EXERCISE INPUT ::
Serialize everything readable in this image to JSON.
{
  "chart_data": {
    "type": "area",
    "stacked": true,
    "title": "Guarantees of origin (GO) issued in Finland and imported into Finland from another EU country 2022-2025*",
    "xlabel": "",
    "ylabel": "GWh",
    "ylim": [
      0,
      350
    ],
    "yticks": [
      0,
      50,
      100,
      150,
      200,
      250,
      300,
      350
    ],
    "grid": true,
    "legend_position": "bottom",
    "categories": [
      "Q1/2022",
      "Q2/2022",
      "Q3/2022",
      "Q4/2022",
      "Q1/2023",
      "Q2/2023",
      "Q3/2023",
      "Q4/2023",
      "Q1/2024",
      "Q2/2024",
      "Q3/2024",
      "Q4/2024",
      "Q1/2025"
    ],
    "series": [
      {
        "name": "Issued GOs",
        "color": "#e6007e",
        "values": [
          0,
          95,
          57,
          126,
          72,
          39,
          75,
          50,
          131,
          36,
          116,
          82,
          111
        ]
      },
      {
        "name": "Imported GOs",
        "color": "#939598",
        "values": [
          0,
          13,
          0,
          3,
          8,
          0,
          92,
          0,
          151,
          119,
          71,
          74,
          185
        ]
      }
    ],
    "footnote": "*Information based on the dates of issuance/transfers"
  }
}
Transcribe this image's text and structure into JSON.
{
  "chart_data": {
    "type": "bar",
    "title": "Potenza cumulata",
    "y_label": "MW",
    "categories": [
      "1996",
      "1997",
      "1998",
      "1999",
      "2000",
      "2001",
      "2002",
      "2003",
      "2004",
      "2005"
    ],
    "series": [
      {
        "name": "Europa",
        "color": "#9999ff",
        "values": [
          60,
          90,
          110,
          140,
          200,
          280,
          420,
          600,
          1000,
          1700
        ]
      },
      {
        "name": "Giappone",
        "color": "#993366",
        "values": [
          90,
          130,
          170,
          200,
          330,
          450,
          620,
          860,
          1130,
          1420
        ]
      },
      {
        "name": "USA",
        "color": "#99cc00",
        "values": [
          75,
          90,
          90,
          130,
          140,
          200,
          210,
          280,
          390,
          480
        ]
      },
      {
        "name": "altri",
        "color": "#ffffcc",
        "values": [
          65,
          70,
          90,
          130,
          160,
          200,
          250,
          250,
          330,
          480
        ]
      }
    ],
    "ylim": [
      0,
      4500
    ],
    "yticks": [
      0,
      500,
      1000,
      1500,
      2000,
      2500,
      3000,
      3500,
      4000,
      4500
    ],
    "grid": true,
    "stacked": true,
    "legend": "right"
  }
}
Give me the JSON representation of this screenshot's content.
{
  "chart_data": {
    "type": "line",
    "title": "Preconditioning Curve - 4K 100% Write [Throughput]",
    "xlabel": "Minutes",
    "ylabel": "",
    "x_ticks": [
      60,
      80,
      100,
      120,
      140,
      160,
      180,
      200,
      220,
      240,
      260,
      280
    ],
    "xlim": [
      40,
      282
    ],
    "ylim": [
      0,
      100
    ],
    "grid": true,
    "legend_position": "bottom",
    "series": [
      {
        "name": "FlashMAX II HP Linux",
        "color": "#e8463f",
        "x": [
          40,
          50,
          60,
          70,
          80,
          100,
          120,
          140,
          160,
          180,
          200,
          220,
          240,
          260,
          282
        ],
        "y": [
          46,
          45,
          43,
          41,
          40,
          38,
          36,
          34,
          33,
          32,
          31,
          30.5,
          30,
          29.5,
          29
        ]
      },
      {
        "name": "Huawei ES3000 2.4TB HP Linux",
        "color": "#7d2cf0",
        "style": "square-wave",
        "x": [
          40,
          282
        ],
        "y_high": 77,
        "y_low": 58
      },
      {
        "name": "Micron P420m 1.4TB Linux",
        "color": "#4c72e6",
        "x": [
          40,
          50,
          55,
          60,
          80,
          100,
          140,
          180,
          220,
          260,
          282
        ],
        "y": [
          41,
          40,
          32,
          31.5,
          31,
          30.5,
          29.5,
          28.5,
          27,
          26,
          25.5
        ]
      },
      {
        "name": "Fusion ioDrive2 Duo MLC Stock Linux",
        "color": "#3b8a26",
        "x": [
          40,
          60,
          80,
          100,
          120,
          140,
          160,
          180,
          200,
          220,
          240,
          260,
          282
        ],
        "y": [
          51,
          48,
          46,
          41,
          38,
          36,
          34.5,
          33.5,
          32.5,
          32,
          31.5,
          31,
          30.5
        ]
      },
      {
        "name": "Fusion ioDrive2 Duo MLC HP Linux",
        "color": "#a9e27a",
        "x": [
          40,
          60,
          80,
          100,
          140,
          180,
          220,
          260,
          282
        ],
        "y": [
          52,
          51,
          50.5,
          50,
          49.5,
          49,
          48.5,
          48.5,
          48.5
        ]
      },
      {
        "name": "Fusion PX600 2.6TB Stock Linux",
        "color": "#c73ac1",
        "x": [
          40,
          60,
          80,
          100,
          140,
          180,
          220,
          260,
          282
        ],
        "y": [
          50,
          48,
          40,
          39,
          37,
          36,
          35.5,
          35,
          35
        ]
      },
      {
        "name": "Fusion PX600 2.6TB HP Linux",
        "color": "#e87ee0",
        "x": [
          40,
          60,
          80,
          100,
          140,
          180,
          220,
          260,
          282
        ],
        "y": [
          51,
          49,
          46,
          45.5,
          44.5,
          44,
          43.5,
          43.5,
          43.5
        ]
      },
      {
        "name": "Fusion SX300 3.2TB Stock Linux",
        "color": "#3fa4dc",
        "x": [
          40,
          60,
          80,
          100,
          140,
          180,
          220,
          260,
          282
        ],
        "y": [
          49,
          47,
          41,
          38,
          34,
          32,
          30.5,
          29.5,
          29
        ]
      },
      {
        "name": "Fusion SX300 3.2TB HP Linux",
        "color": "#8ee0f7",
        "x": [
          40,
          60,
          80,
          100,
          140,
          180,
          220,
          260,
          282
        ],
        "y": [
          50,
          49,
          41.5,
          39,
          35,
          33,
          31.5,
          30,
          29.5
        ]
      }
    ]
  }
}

WRITTEN REQUEST :: Pull out every line holding "JSON" from the records above, and copy it.

WRITTEN RESPONSE ::
Serialize everything readable in this image to JSON.
Transcribe this image's text and structure into JSON.
Give me the JSON representation of this screenshot's content.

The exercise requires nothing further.